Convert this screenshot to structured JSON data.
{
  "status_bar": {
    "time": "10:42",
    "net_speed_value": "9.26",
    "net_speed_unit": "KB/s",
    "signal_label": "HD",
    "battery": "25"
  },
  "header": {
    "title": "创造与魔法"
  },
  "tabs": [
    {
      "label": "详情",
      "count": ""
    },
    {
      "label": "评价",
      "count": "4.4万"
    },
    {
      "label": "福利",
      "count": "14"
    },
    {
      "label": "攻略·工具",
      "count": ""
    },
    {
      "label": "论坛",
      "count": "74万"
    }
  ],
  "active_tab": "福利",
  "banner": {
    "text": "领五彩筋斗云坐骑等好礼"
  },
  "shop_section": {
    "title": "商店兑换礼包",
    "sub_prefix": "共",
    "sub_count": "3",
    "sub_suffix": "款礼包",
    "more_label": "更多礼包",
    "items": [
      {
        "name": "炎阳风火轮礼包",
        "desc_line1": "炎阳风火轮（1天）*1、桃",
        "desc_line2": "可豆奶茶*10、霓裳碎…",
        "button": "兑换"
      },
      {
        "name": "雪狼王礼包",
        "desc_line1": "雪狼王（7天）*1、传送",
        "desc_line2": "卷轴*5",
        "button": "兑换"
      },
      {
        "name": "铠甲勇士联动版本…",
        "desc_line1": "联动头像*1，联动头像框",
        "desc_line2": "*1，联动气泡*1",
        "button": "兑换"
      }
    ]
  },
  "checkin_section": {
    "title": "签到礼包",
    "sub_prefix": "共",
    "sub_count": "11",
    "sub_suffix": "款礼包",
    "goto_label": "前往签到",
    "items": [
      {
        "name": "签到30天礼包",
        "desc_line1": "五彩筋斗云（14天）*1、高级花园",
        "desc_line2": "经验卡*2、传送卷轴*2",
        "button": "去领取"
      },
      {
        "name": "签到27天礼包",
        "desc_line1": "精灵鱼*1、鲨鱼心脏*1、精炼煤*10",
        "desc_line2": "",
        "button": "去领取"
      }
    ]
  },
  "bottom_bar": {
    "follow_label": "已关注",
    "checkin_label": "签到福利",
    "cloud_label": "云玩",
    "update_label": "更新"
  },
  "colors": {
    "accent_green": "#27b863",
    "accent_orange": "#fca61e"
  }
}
-- -- --
◆ Goal of the exercise:
Where a line in the material above holds "name", copy that line.

◆ In response:
        "name": "炎阳风火轮礼包",
        "name": "雪狼王礼包",
        "name": "铠甲勇士联动版本…",
        "name": "签到30天礼包",
        "name": "签到27天礼包",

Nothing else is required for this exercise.